■ Working data
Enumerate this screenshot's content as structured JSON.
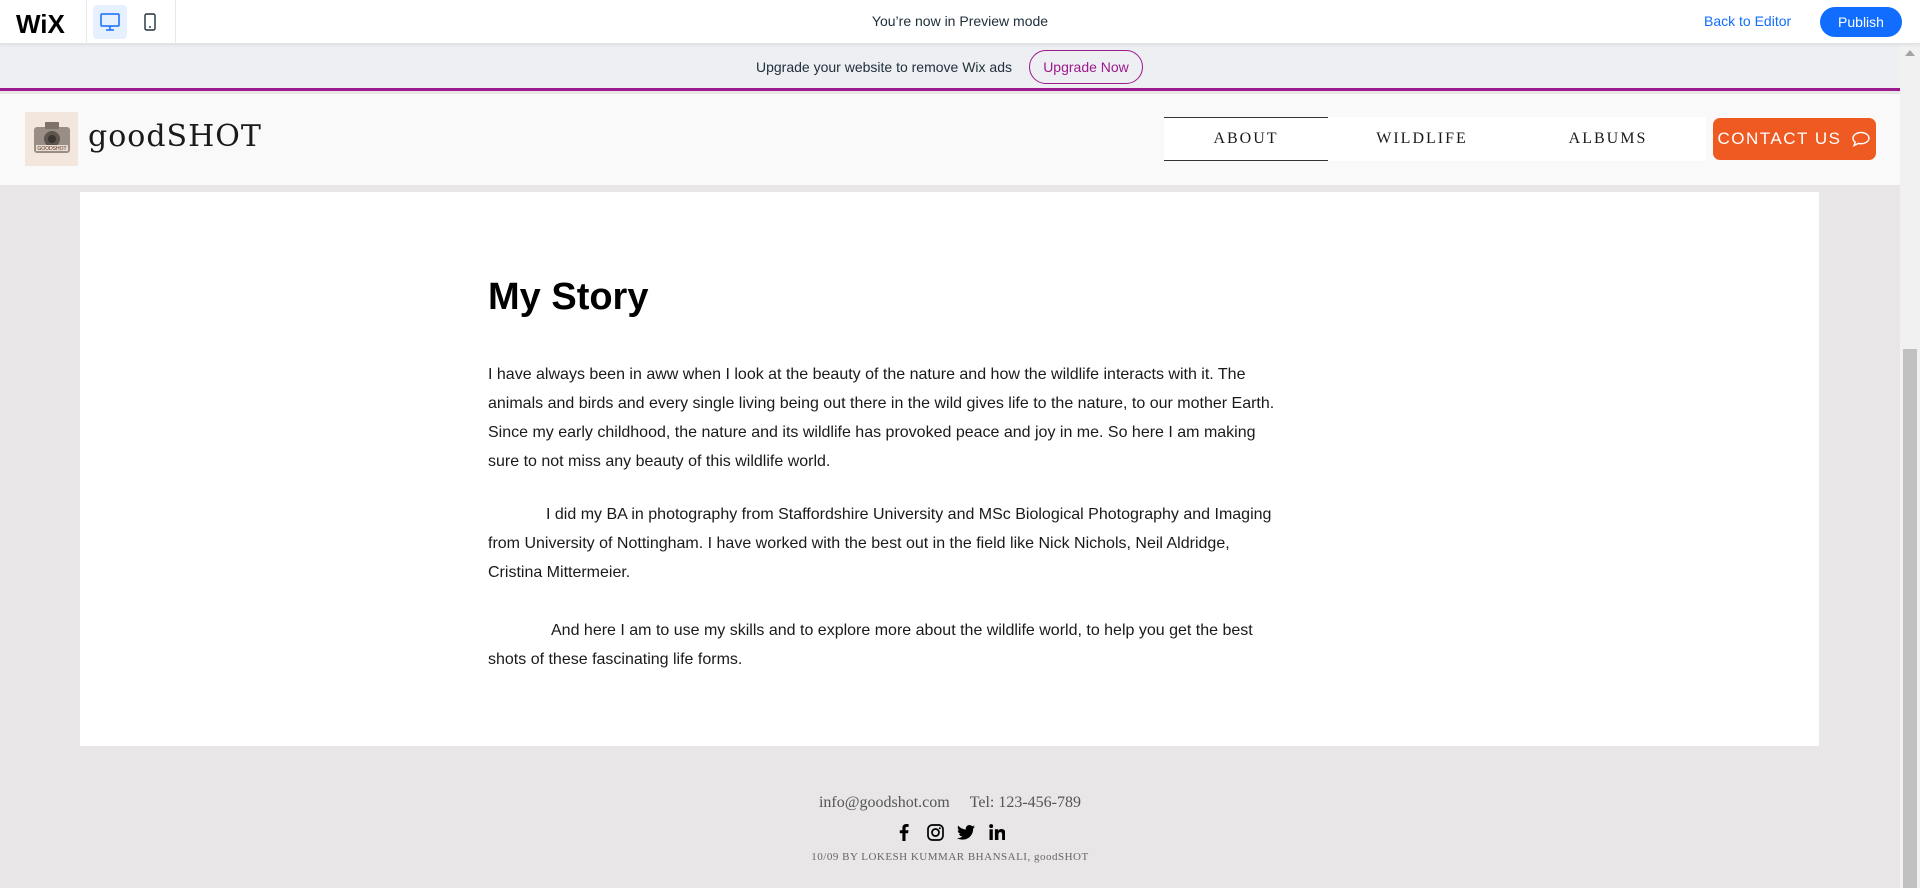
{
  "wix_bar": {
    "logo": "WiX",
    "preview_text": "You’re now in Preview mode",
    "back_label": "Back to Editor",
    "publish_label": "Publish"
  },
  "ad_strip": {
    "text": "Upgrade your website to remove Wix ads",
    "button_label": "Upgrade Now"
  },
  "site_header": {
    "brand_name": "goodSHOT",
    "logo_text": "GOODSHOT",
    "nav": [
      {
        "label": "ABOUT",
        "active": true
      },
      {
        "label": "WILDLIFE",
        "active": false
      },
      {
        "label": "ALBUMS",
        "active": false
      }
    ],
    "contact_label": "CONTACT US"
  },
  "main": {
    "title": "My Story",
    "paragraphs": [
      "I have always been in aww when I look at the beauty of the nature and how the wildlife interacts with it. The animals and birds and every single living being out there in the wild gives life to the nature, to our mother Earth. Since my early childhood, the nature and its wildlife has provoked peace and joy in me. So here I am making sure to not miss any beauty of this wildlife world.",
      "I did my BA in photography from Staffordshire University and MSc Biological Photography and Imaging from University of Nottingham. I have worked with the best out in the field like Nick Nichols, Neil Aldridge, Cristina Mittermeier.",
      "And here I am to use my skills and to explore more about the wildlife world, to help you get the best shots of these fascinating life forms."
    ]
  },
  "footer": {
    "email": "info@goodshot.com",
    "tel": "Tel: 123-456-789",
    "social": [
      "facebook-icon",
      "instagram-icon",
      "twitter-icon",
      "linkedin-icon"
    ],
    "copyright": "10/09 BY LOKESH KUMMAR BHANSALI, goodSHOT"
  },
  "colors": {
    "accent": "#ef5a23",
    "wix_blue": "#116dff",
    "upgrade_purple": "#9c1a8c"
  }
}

■ The task
Repeat the data exactly, without the pictures.

■ Result for this task
Enumerate this screenshot's content as structured JSON.
{
  "wix_bar": {
    "logo": "WiX",
    "preview_text": "You’re now in Preview mode",
    "back_label": "Back to Editor",
    "publish_label": "Publish"
  },
  "ad_strip": {
    "text": "Upgrade your website to remove Wix ads",
    "button_label": "Upgrade Now"
  },
  "site_header": {
    "brand_name": "goodSHOT",
    "logo_text": "GOODSHOT",
    "nav": [
      {
        "label": "ABOUT",
        "active": true
      },
      {
        "label": "WILDLIFE",
        "active": false
      },
      {
        "label": "ALBUMS",
        "active": false
      }
    ],
    "contact_label": "CONTACT US"
  },
  "main": {
    "title": "My Story",
    "paragraphs": [
      "I have always been in aww when I look at the beauty of the nature and how the wildlife interacts with it. The animals and birds and every single living being out there in the wild gives life to the nature, to our mother Earth. Since my early childhood, the nature and its wildlife has provoked peace and joy in me. So here I am making sure to not miss any beauty of this wildlife world.",
      "I did my BA in photography from Staffordshire University and MSc Biological Photography and Imaging from University of Nottingham. I have worked with the best out in the field like Nick Nichols, Neil Aldridge, Cristina Mittermeier.",
      "And here I am to use my skills and to explore more about the wildlife world, to help you get the best shots of these fascinating life forms."
    ]
  },
  "footer": {
    "email": "info@goodshot.com",
    "tel": "Tel: 123-456-789",
    "social": [
      "facebook-icon",
      "instagram-icon",
      "twitter-icon",
      "linkedin-icon"
    ],
    "copyright": "10/09 BY LOKESH KUMMAR BHANSALI, goodSHOT"
  },
  "colors": {
    "accent": "#ef5a23",
    "wix_blue": "#116dff",
    "upgrade_purple": "#9c1a8c"
  }
}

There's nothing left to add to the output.